### What to do
Reproduce every line of the material below, but drop the pictures.

### Material provided
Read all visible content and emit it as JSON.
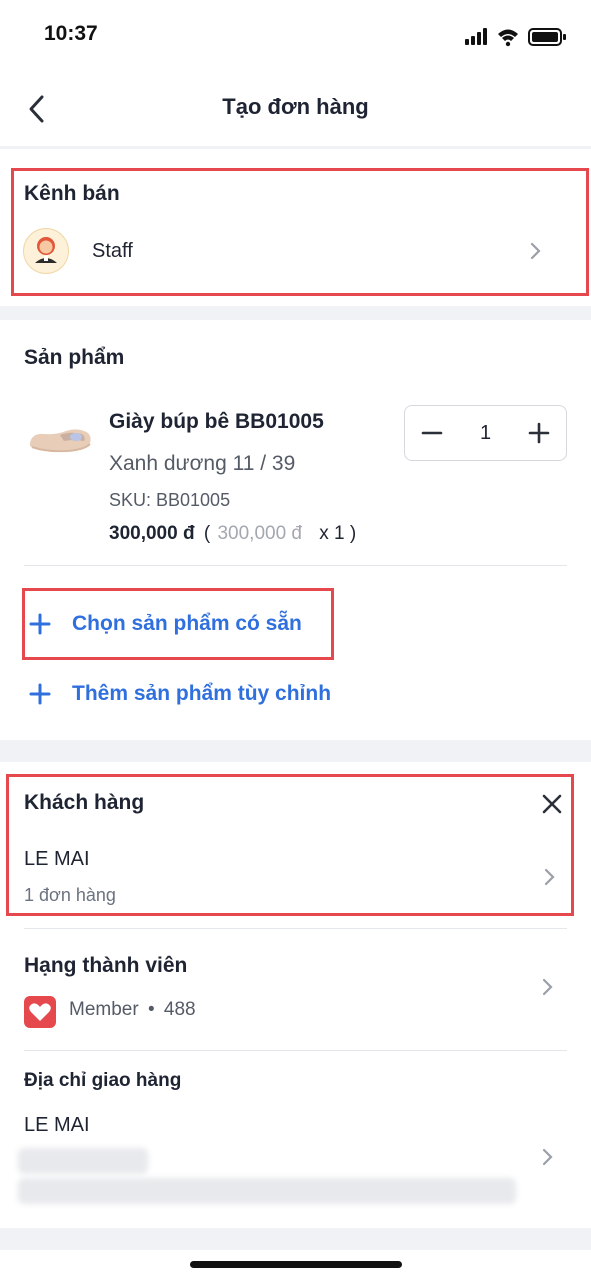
{
  "status_bar": {
    "time": "10:37"
  },
  "header": {
    "title": "Tạo đơn hàng"
  },
  "sales_channel": {
    "title": "Kênh bán",
    "value": "Staff"
  },
  "products": {
    "title": "Sản phẩm",
    "items": [
      {
        "name": "Giày búp bê BB01005",
        "variant": "Xanh dương 11 / 39",
        "sku": "SKU: BB01005",
        "price": "300,000 đ",
        "paren_open": "(",
        "original_price": "300,000 đ",
        "multiplier": "x 1",
        "paren_close": ")",
        "quantity": "1"
      }
    ],
    "choose_existing_label": "Chọn sản phẩm có sẵn",
    "add_custom_label": "Thêm sản phẩm tùy chỉnh"
  },
  "customer": {
    "title": "Khách hàng",
    "name": "LE MAI",
    "orders": "1 đơn hàng"
  },
  "membership": {
    "title": "Hạng thành viên",
    "tier": "Member",
    "separator": "•",
    "points": "488"
  },
  "shipping": {
    "title": "Địa chỉ giao hàng",
    "name": "LE MAI"
  },
  "colors": {
    "accent": "#2f6fde",
    "highlight": "#e5484d",
    "member_badge": "#e5484d"
  }
}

### Final result
Read all visible content and emit it as JSON.
{
  "status_bar": {
    "time": "10:37"
  },
  "header": {
    "title": "Tạo đơn hàng"
  },
  "sales_channel": {
    "title": "Kênh bán",
    "value": "Staff"
  },
  "products": {
    "title": "Sản phẩm",
    "items": [
      {
        "name": "Giày búp bê BB01005",
        "variant": "Xanh dương 11 / 39",
        "sku": "SKU: BB01005",
        "price": "300,000 đ",
        "paren_open": "(",
        "original_price": "300,000 đ",
        "multiplier": "x 1",
        "paren_close": ")",
        "quantity": "1"
      }
    ],
    "choose_existing_label": "Chọn sản phẩm có sẵn",
    "add_custom_label": "Thêm sản phẩm tùy chỉnh"
  },
  "customer": {
    "title": "Khách hàng",
    "name": "LE MAI",
    "orders": "1 đơn hàng"
  },
  "membership": {
    "title": "Hạng thành viên",
    "tier": "Member",
    "separator": "•",
    "points": "488"
  },
  "shipping": {
    "title": "Địa chỉ giao hàng",
    "name": "LE MAI"
  },
  "colors": {
    "accent": "#2f6fde",
    "highlight": "#e5484d",
    "member_badge": "#e5484d"
  }
}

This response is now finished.